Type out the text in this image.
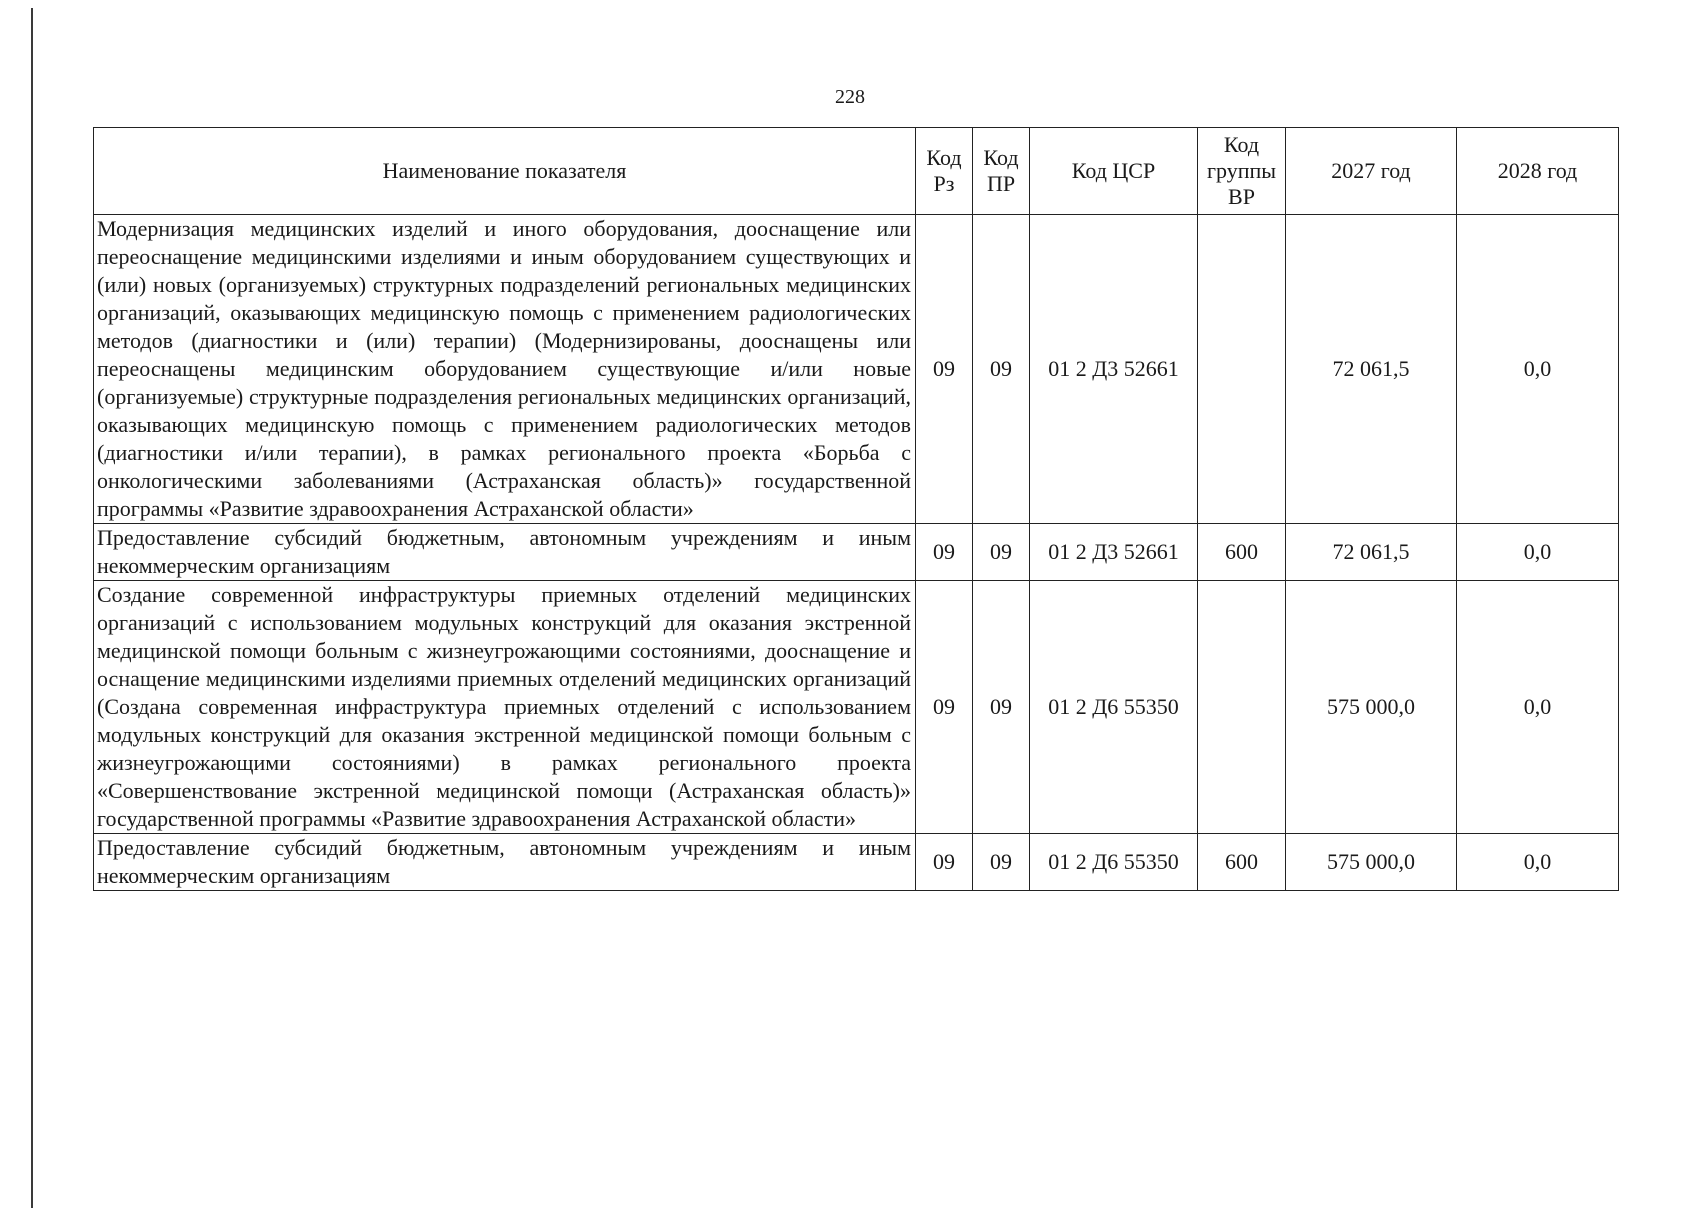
228
Наименование показателя	Код Рз	Код ПР	Код ЦСР	Код группы ВР	2027 год	2028 год
Модернизация медицинских изделий и иного оборудования, дооснащение или переоснащение медицинскими изделиями и иным оборудованием существующих и (или) новых (организуемых) структурных подразделений региональных медицинских организаций, оказывающих медицинскую помощь с применением радиологических методов (диагностики и (или) терапии) (Модернизированы, дооснащены или переоснащены медицинским оборудованием существующие и/или новые (организуемые) структурные подразделения региональных медицинских организаций, оказывающих медицинскую помощь с применением радиологических методов (диагностики и/или терапии), в рамках регионального проекта «Борьба с онкологическими заболеваниями (Астраханская область)» государственной программы «Развитие здравоохранения Астраханской области»	09	09	01 2 Д3 52661		72 061,5	0,0
Предоставление субсидий бюджетным, автономным учреждениям и иным некоммерческим организациям	09	09	01 2 Д3 52661	600	72 061,5	0,0
Создание современной инфраструктуры приемных отделений медицинских организаций с использованием модульных конструкций для оказания экстренной медицинской помощи больным с жизнеугрожающими состояниями, дооснащение и оснащение медицинскими изделиями приемных отделений медицинских организаций (Создана современная инфраструктура приемных отделений с использованием модульных конструкций для оказания экстренной медицинской помощи больным с жизнеугрожающими состояниями) в рамках регионального проекта «Совершенствование экстренной медицинской помощи (Астраханская область)» государственной программы «Развитие здравоохранения Астраханской области»	09	09	01 2 Д6 55350		575 000,0	0,0
Предоставление субсидий бюджетным, автономным учреждениям и иным некоммерческим организациям	09	09	01 2 Д6 55350	600	575 000,0	0,0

_DIRECTION_:
Only the number is wanted: how many lines contain the string "Предоставление"?

_PROBLEM SOLUTION_:
2